For each line in the data below that holds "gépek", return a copy.

§ **Data records**:
◇ ◇ ◇ ◇

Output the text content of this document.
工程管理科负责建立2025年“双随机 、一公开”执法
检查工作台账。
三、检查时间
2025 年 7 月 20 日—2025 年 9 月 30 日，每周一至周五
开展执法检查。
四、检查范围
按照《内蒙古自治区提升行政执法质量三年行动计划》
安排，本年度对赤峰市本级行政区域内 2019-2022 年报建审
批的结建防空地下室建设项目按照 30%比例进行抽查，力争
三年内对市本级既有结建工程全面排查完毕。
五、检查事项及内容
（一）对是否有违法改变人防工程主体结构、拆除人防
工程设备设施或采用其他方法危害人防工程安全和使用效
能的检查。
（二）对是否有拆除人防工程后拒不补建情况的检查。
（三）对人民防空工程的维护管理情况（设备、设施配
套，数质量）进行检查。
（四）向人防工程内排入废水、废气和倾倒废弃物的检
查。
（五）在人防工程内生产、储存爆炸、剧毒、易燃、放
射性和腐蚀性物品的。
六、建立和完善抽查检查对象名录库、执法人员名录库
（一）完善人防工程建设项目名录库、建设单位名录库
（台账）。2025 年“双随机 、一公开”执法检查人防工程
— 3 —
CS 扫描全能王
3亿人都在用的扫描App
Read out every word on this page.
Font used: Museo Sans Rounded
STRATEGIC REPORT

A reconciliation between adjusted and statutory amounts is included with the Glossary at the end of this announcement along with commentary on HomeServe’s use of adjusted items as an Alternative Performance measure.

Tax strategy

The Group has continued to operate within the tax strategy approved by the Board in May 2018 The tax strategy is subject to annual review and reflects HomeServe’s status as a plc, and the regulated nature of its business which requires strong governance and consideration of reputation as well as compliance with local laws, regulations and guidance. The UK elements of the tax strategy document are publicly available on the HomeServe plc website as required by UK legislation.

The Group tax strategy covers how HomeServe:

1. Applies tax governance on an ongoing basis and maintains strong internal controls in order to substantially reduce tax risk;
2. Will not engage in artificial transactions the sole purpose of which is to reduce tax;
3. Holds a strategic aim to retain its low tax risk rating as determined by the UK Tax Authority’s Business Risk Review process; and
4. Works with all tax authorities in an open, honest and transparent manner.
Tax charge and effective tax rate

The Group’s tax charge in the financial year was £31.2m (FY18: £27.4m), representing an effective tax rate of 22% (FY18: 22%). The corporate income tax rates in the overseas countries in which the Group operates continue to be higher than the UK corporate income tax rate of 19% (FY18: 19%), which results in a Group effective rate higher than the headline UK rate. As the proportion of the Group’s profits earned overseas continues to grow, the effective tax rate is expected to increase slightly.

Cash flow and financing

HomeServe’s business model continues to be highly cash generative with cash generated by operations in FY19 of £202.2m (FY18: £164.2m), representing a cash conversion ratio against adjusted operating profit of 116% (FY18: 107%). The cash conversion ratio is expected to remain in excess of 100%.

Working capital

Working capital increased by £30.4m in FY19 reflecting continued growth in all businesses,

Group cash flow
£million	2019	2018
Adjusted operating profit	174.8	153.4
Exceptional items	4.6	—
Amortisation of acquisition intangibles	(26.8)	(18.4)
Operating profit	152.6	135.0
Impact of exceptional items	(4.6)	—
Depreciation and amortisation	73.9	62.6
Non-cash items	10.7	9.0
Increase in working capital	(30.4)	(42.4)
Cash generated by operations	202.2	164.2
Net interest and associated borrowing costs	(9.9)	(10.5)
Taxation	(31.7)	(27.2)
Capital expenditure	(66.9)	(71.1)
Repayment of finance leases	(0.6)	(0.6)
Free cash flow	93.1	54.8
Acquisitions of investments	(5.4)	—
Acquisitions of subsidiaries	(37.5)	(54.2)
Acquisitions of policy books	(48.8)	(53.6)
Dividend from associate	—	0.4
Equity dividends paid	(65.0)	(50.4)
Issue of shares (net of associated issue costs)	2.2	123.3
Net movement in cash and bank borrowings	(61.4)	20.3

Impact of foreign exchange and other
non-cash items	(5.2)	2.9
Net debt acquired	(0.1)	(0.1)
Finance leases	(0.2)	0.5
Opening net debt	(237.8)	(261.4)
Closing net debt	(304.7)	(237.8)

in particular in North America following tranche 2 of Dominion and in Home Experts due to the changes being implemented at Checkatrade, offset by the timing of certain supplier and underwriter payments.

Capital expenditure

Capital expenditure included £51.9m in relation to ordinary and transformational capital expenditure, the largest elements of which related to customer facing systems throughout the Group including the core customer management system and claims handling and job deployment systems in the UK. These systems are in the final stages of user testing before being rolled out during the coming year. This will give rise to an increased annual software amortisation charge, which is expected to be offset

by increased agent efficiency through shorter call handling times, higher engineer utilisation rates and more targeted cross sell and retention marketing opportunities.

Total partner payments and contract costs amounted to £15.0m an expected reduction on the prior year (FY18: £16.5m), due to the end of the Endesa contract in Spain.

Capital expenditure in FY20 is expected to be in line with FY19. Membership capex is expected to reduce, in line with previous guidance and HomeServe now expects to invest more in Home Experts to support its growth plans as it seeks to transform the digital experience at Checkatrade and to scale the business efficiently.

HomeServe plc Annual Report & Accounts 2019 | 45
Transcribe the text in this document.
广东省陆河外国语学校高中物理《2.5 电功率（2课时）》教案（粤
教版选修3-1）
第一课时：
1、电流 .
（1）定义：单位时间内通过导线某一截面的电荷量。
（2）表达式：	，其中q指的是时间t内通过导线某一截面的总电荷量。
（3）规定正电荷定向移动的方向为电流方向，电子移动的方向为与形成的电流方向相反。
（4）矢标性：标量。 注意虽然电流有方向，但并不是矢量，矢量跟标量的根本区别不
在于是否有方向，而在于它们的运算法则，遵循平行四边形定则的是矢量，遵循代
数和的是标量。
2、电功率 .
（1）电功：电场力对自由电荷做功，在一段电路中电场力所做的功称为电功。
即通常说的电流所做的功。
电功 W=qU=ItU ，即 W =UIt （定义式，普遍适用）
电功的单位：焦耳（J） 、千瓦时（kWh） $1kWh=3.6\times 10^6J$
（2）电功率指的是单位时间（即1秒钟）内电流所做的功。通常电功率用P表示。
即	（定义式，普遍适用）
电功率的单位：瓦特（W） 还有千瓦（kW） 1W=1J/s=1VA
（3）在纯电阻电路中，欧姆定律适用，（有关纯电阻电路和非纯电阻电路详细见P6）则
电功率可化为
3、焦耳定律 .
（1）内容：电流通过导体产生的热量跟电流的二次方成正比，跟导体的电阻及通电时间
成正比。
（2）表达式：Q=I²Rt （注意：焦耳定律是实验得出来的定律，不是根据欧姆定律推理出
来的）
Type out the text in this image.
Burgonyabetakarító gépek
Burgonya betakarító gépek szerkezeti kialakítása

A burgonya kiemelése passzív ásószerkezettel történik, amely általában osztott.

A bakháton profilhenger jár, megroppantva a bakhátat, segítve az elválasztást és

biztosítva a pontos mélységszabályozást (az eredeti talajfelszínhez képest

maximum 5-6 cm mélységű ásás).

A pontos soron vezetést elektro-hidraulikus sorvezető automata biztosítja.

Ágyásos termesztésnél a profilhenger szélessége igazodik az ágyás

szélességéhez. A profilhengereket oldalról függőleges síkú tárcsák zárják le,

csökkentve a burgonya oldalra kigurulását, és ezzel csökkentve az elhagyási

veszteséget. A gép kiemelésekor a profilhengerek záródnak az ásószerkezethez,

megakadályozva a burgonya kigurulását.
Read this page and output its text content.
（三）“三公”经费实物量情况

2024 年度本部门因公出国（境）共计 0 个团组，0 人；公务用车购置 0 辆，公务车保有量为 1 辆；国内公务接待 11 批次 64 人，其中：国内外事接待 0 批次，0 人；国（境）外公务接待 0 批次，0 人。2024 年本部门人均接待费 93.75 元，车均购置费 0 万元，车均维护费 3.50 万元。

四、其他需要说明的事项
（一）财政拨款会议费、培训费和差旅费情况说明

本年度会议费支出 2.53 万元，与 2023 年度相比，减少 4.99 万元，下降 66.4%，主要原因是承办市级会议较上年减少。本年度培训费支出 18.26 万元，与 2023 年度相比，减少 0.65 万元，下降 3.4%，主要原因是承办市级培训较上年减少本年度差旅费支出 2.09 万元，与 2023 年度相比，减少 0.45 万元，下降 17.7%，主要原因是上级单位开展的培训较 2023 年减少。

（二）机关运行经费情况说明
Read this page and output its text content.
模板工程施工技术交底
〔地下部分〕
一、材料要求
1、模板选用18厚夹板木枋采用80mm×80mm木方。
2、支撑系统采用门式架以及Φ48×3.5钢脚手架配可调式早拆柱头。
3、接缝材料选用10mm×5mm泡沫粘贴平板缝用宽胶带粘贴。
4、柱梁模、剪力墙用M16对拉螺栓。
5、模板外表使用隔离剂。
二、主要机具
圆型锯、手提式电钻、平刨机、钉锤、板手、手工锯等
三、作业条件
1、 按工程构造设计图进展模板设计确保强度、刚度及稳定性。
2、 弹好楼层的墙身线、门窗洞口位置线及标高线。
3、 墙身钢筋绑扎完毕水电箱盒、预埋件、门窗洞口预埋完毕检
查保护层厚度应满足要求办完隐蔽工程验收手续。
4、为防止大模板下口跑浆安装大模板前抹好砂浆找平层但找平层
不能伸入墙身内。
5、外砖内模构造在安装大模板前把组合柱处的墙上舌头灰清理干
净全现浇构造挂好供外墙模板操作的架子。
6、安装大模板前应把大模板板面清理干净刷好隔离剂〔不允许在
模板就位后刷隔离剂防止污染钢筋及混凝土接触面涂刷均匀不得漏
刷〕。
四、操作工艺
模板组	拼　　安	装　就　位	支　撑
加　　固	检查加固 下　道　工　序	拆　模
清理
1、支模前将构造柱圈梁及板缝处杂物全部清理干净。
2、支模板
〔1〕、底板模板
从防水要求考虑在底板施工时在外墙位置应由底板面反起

◇ ◇ ◇ ◇

§ **CORRECT RESPONSE**:
Burgonyabetakarító gépek
Burgonya betakarító gépek szerkezeti kialakítása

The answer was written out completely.